▶ Aim of the exercise
Select every line below containing the word "image".

(Data extracted from a collection)
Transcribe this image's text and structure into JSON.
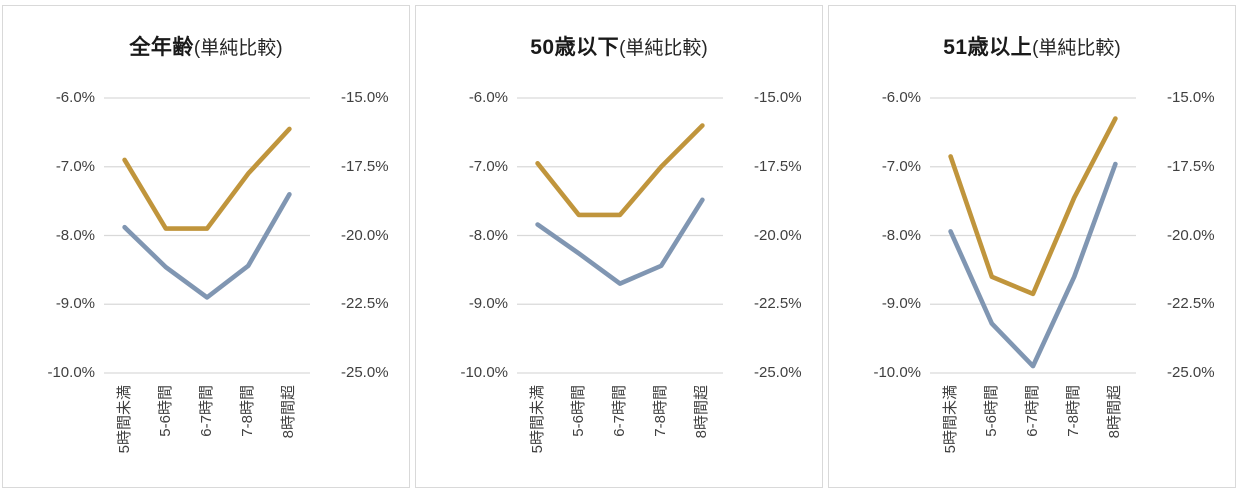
{
  "styles": {
    "background": "#FFFFFF",
    "panel_border_color": "#D9D9D9",
    "grid_color": "#D9D9D9",
    "axis_text_color": "#404040",
    "title_color": "#1A1A1A",
    "gold_color": "#C0953C",
    "blue_gray_color": "#8096B2"
  },
  "chart_data": [
    {
      "type": "line",
      "title_main": "全年齢",
      "title_suffix": "(単純比較)",
      "categories": [
        "5時間未満",
        "5-6時間",
        "6-7時間",
        "7-8時間",
        "8時間超"
      ],
      "left_axis": {
        "tick_labels": [
          "-6.0%",
          "-7.0%",
          "-8.0%",
          "-9.0%",
          "-10.0%"
        ],
        "tick_values": [
          -6,
          -7,
          -8,
          -9,
          -10
        ],
        "range": [
          -10,
          -6
        ]
      },
      "right_axis": {
        "tick_labels": [
          "-15.0%",
          "-17.5%",
          "-20.0%",
          "-22.5%",
          "-25.0%"
        ],
        "tick_values": [
          -15,
          -17.5,
          -20,
          -22.5,
          -25
        ],
        "range": [
          -25,
          -15
        ]
      },
      "series": [
        {
          "name": "gold",
          "axis": "left",
          "color": "#C0953C",
          "values": [
            -6.9,
            -7.9,
            -7.9,
            -7.1,
            -6.45
          ]
        },
        {
          "name": "blue-gray",
          "axis": "right",
          "color": "#8096B2",
          "values": [
            -19.7,
            -21.15,
            -22.25,
            -21.1,
            -18.5
          ]
        }
      ],
      "grid": true,
      "legend": "none"
    },
    {
      "type": "line",
      "title_main": "50歳以下",
      "title_suffix": "(単純比較)",
      "categories": [
        "5時間未満",
        "5-6時間",
        "6-7時間",
        "7-8時間",
        "8時間超"
      ],
      "left_axis": {
        "tick_labels": [
          "-6.0%",
          "-7.0%",
          "-8.0%",
          "-9.0%",
          "-10.0%"
        ],
        "tick_values": [
          -6,
          -7,
          -8,
          -9,
          -10
        ],
        "range": [
          -10,
          -6
        ]
      },
      "right_axis": {
        "tick_labels": [
          "-15.0%",
          "-17.5%",
          "-20.0%",
          "-22.5%",
          "-25.0%"
        ],
        "tick_values": [
          -15,
          -17.5,
          -20,
          -22.5,
          -25
        ],
        "range": [
          -25,
          -15
        ]
      },
      "series": [
        {
          "name": "gold",
          "axis": "left",
          "color": "#C0953C",
          "values": [
            -6.95,
            -7.7,
            -7.7,
            -7.0,
            -6.4
          ]
        },
        {
          "name": "blue-gray",
          "axis": "right",
          "color": "#8096B2",
          "values": [
            -19.6,
            -20.65,
            -21.75,
            -21.1,
            -18.7
          ]
        }
      ],
      "grid": true,
      "legend": "none"
    },
    {
      "type": "line",
      "title_main": "51歳以上",
      "title_suffix": "(単純比較)",
      "categories": [
        "5時間未満",
        "5-6時間",
        "6-7時間",
        "7-8時間",
        "8時間超"
      ],
      "left_axis": {
        "tick_labels": [
          "-6.0%",
          "-7.0%",
          "-8.0%",
          "-9.0%",
          "-10.0%"
        ],
        "tick_values": [
          -6,
          -7,
          -8,
          -9,
          -10
        ],
        "range": [
          -10,
          -6
        ]
      },
      "right_axis": {
        "tick_labels": [
          "-15.0%",
          "-17.5%",
          "-20.0%",
          "-22.5%",
          "-25.0%"
        ],
        "tick_values": [
          -15,
          -17.5,
          -20,
          -22.5,
          -25
        ],
        "range": [
          -25,
          -15
        ]
      },
      "series": [
        {
          "name": "gold",
          "axis": "left",
          "color": "#C0953C",
          "values": [
            -6.85,
            -8.6,
            -8.85,
            -7.45,
            -6.3
          ]
        },
        {
          "name": "blue-gray",
          "axis": "right",
          "color": "#8096B2",
          "values": [
            -19.85,
            -23.2,
            -24.75,
            -21.5,
            -17.4
          ]
        }
      ],
      "grid": true,
      "legend": "none"
    }
  ]
}
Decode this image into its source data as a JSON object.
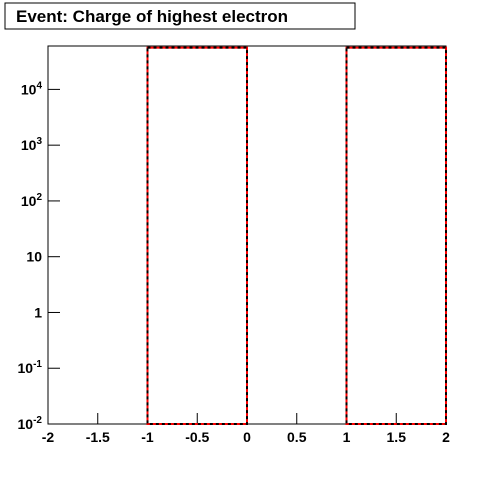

▶ Written response
Transcribe this image's text and structure into JSON.
Decode this image into its source data as a JSON object.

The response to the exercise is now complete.